Direction » Pick every line from the data that holds the word "документації".

Data records »
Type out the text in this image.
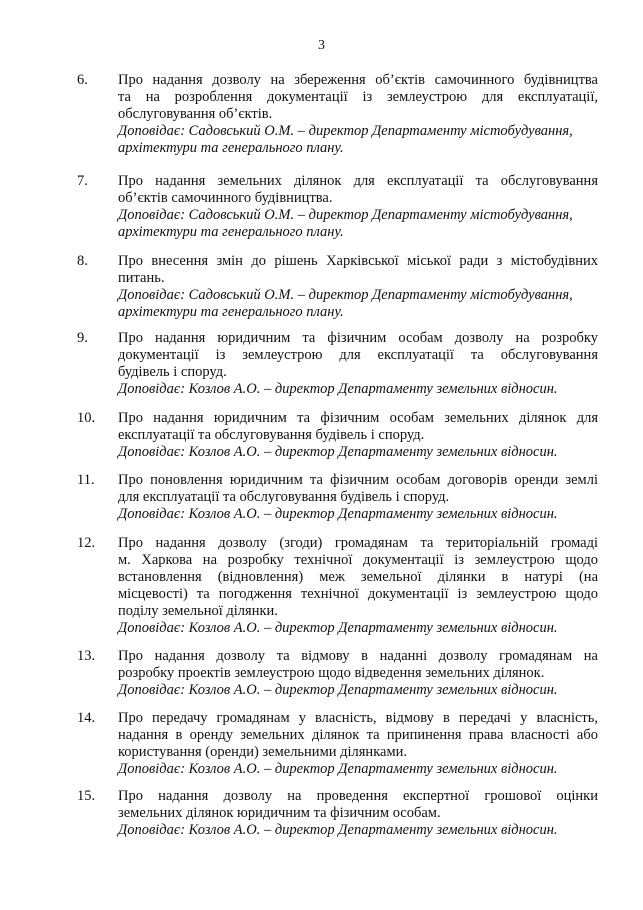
3
6. Про надання дозволу на збереження об’єктів самочинного будівництва
та на розроблення документації із землеустрою для експлуатації,
обслуговування об’єктів.
Доповідає: Садовський О.М. – директор Департаменту містобудування,
архітектури та генерального плану.
7. Про надання земельних ділянок для експлуатації та обслуговування
об’єктів самочинного будівництва.
Доповідає: Садовський О.М. – директор Департаменту містобудування,
архітектури та генерального плану.
8. Про внесення змін до рішень Харківської міської ради з містобудівних
питань.
Доповідає: Садовський О.М. – директор Департаменту містобудування,
архітектури та генерального плану.
9. Про надання юридичним та фізичним особам дозволу на розробку
документації із землеустрою для експлуатації та обслуговування
будівель і споруд.
Доповідає: Козлов А.О. – директор Департаменту земельних відносин.
10. Про надання юридичним та фізичним особам земельних ділянок для
експлуатації та обслуговування будівель і споруд.
Доповідає: Козлов А.О. – директор Департаменту земельних відносин.
11. Про поновлення юридичним та фізичним особам договорів оренди землі
для експлуатації та обслуговування будівель і споруд.
Доповідає: Козлов А.О. – директор Департаменту земельних відносин.
12. Про надання дозволу (згоди) громадянам та територіальній громаді
м. Харкова на розробку технічної документації із землеустрою щодо
встановлення (відновлення) меж земельної ділянки в натурі (на
місцевості) та погодження технічної документації із землеустрою щодо
поділу земельної ділянки.
Доповідає: Козлов А.О. – директор Департаменту земельних відносин.
13. Про надання дозволу та відмову в наданні дозволу громадянам на
розробку проектів землеустрою щодо відведення земельних ділянок.
Доповідає: Козлов А.О. – директор Департаменту земельних відносин.
14. Про передачу громадянам у власність, відмову в передачі у власність,
надання в оренду земельних ділянок та припинення права власності або
користування (оренди) земельними ділянками.
Доповідає: Козлов А.О. – директор Департаменту земельних відносин.
15. Про надання дозволу на проведення експертної грошової оцінки
земельних ділянок юридичним та фізичним особам.
Доповідає: Козлов А.О. – директор Департаменту земельних відносин.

Result of this task »
та на розроблення документації із землеустрою для експлуатації,
документації із землеустрою для експлуатації та обслуговування
м. Харкова на розробку технічної документації із землеустрою щодо
місцевості) та погодження технічної документації із землеустрою щодо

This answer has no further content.